__Set task__
Reproduce each line that includes the word "Kammerstr".

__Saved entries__
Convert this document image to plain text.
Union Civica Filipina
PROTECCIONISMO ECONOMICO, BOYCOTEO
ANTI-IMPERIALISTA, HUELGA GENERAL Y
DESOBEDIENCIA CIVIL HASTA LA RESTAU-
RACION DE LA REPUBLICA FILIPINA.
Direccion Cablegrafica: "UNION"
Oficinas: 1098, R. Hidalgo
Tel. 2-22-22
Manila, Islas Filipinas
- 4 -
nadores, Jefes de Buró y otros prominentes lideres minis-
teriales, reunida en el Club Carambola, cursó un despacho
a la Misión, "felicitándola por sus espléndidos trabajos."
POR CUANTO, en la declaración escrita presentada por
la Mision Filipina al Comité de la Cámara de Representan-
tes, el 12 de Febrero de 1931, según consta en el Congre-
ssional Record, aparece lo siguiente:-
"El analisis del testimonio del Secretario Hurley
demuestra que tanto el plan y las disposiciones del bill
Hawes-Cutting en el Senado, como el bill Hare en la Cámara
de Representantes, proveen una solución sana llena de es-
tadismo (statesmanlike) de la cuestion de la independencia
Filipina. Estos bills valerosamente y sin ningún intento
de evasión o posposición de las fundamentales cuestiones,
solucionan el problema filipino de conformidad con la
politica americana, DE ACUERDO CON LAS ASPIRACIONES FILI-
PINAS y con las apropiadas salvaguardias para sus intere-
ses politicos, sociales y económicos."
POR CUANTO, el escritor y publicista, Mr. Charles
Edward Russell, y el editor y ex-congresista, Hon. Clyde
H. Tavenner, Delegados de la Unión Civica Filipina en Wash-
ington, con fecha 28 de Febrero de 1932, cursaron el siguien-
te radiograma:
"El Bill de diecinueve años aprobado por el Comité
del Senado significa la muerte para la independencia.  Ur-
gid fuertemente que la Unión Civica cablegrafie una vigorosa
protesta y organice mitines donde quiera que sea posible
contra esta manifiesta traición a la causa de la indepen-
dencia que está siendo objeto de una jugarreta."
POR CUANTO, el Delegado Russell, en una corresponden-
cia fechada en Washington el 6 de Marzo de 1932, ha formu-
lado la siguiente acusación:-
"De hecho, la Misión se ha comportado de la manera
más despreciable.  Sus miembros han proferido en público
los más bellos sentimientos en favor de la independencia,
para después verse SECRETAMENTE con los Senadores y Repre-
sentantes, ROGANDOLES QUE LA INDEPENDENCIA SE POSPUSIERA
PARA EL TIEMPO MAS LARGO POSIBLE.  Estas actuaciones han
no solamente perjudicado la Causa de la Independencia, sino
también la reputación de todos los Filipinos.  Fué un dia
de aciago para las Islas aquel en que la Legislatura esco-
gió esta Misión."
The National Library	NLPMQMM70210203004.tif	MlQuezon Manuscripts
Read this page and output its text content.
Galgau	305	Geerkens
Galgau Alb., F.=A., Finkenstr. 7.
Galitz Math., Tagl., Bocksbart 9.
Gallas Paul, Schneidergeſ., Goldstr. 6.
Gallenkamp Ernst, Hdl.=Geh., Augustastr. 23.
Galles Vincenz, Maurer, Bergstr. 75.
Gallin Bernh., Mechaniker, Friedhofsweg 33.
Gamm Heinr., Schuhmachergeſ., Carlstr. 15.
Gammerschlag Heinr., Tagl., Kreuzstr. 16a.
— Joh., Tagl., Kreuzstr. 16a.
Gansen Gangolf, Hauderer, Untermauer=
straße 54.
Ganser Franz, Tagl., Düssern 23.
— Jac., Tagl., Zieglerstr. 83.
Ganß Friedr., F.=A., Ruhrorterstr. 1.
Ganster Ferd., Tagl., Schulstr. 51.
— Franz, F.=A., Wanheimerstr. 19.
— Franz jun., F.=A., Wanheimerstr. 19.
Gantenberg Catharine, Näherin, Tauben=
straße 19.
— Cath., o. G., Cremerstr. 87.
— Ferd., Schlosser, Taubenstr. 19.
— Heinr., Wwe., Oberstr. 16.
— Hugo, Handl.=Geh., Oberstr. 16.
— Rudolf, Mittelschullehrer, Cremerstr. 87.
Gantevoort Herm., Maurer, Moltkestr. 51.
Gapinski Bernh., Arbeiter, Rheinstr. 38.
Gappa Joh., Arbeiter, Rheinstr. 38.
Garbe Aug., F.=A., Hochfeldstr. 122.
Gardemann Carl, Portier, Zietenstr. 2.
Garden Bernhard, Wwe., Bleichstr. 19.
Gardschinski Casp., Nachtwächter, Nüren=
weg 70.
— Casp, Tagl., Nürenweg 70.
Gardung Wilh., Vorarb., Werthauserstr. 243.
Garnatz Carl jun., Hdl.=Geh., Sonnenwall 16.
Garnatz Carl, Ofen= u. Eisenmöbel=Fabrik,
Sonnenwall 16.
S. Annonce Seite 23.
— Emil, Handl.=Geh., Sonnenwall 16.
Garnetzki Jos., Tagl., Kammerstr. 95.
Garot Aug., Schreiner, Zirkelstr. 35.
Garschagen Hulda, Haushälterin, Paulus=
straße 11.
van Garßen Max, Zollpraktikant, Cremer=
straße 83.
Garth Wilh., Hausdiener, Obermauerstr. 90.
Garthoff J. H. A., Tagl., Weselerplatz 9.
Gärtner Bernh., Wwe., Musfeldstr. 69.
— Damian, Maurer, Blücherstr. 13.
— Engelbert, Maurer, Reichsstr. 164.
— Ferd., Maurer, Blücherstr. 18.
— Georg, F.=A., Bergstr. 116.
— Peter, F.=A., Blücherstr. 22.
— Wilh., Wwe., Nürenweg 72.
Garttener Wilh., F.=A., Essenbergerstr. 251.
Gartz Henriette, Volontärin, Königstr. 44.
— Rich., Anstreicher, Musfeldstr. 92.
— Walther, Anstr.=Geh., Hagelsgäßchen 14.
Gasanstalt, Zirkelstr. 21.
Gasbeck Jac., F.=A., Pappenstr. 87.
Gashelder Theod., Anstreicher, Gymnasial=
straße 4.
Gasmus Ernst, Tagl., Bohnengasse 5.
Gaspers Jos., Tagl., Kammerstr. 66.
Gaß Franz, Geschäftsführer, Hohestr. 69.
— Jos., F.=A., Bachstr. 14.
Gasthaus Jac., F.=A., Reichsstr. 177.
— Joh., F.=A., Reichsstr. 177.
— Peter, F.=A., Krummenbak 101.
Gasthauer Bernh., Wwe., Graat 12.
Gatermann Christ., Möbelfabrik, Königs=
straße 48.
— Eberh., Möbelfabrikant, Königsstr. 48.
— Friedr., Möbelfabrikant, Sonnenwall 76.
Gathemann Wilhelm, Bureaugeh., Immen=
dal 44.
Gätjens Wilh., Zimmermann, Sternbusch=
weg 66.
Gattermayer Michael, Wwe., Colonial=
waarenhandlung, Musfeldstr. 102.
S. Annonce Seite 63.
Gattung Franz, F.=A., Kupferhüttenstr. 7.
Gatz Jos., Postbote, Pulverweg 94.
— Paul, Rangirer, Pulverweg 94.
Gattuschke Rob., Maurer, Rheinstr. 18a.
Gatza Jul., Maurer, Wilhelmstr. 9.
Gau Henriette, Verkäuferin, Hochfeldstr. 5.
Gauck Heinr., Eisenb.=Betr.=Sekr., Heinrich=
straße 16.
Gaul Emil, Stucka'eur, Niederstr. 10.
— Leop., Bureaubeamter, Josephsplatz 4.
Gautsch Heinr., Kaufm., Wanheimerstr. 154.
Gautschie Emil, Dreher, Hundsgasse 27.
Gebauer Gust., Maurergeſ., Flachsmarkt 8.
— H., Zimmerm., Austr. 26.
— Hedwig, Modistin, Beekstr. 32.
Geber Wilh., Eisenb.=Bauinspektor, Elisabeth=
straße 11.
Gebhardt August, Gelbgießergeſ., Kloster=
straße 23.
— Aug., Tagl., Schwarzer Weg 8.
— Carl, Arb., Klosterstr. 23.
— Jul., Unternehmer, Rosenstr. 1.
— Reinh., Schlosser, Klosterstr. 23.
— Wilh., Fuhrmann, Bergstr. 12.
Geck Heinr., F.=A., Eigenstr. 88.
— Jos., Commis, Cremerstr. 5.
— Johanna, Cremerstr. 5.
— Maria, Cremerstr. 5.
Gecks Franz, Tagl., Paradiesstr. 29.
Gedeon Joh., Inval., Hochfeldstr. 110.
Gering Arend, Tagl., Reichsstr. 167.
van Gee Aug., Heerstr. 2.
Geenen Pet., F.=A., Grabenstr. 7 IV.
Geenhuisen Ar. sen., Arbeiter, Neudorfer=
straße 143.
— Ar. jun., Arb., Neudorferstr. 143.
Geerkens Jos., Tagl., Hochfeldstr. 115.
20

__Answer to this problem__
Garnetzki Jos., Tagl., Kammerstr. 95.
Gaspers Jos., Tagl., Kammerstr. 66.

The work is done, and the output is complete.